--- START OF Records supplied ---
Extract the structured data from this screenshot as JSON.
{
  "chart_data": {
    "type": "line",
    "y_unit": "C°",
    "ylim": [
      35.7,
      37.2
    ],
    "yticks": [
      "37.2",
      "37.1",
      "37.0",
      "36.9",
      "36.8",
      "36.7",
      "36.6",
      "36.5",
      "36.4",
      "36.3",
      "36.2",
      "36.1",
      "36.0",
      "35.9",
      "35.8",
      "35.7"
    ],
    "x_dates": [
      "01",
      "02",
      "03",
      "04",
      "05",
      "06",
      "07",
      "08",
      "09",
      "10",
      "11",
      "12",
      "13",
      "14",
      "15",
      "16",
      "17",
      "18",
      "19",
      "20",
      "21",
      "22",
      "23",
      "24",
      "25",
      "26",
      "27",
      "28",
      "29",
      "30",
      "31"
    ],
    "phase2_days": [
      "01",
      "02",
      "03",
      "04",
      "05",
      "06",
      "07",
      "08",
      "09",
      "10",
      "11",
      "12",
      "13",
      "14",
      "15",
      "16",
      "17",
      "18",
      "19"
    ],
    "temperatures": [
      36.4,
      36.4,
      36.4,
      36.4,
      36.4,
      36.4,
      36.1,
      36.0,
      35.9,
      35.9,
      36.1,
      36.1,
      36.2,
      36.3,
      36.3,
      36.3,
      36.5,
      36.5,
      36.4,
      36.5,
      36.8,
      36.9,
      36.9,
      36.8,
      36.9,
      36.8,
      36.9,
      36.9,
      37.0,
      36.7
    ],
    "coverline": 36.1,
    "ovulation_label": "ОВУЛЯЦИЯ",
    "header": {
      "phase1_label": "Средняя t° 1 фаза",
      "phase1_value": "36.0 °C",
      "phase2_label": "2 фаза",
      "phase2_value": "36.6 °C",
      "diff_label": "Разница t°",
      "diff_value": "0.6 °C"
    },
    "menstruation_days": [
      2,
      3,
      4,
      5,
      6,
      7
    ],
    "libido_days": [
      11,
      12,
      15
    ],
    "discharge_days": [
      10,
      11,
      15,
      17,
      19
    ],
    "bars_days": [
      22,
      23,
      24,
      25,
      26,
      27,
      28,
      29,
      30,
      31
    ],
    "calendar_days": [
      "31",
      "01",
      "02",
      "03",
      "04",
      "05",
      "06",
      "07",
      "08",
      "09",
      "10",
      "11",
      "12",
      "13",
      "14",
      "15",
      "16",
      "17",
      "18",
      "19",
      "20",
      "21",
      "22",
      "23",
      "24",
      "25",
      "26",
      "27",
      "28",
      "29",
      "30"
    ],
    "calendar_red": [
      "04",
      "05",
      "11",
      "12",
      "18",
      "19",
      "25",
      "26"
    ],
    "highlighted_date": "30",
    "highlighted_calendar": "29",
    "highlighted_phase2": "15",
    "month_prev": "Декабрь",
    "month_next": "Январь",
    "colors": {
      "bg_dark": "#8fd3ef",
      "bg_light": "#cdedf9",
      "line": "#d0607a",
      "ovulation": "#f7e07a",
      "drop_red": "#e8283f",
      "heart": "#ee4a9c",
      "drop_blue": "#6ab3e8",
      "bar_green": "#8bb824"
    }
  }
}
--- END OF Records supplied ---
**Instructions to follow**
Restate the data above word for word.

**Result below**
Extract the structured data from this screenshot as JSON.
{
  "chart_data": {
    "type": "line",
    "y_unit": "C°",
    "ylim": [
      35.7,
      37.2
    ],
    "yticks": [
      "37.2",
      "37.1",
      "37.0",
      "36.9",
      "36.8",
      "36.7",
      "36.6",
      "36.5",
      "36.4",
      "36.3",
      "36.2",
      "36.1",
      "36.0",
      "35.9",
      "35.8",
      "35.7"
    ],
    "x_dates": [
      "01",
      "02",
      "03",
      "04",
      "05",
      "06",
      "07",
      "08",
      "09",
      "10",
      "11",
      "12",
      "13",
      "14",
      "15",
      "16",
      "17",
      "18",
      "19",
      "20",
      "21",
      "22",
      "23",
      "24",
      "25",
      "26",
      "27",
      "28",
      "29",
      "30",
      "31"
    ],
    "phase2_days": [
      "01",
      "02",
      "03",
      "04",
      "05",
      "06",
      "07",
      "08",
      "09",
      "10",
      "11",
      "12",
      "13",
      "14",
      "15",
      "16",
      "17",
      "18",
      "19"
    ],
    "temperatures": [
      36.4,
      36.4,
      36.4,
      36.4,
      36.4,
      36.4,
      36.1,
      36.0,
      35.9,
      35.9,
      36.1,
      36.1,
      36.2,
      36.3,
      36.3,
      36.3,
      36.5,
      36.5,
      36.4,
      36.5,
      36.8,
      36.9,
      36.9,
      36.8,
      36.9,
      36.8,
      36.9,
      36.9,
      37.0,
      36.7
    ],
    "coverline": 36.1,
    "ovulation_label": "ОВУЛЯЦИЯ",
    "header": {
      "phase1_label": "Средняя t° 1 фаза",
      "phase1_value": "36.0 °C",
      "phase2_label": "2 фаза",
      "phase2_value": "36.6 °C",
      "diff_label": "Разница t°",
      "diff_value": "0.6 °C"
    },
    "menstruation_days": [
      2,
      3,
      4,
      5,
      6,
      7
    ],
    "libido_days": [
      11,
      12,
      15
    ],
    "discharge_days": [
      10,
      11,
      15,
      17,
      19
    ],
    "bars_days": [
      22,
      23,
      24,
      25,
      26,
      27,
      28,
      29,
      30,
      31
    ],
    "calendar_days": [
      "31",
      "01",
      "02",
      "03",
      "04",
      "05",
      "06",
      "07",
      "08",
      "09",
      "10",
      "11",
      "12",
      "13",
      "14",
      "15",
      "16",
      "17",
      "18",
      "19",
      "20",
      "21",
      "22",
      "23",
      "24",
      "25",
      "26",
      "27",
      "28",
      "29",
      "30"
    ],
    "calendar_red": [
      "04",
      "05",
      "11",
      "12",
      "18",
      "19",
      "25",
      "26"
    ],
    "highlighted_date": "30",
    "highlighted_calendar": "29",
    "highlighted_phase2": "15",
    "month_prev": "Декабрь",
    "month_next": "Январь",
    "colors": {
      "bg_dark": "#8fd3ef",
      "bg_light": "#cdedf9",
      "line": "#d0607a",
      "ovulation": "#f7e07a",
      "drop_red": "#e8283f",
      "heart": "#ee4a9c",
      "drop_blue": "#6ab3e8",
      "bar_green": "#8bb824"
    }
  }
}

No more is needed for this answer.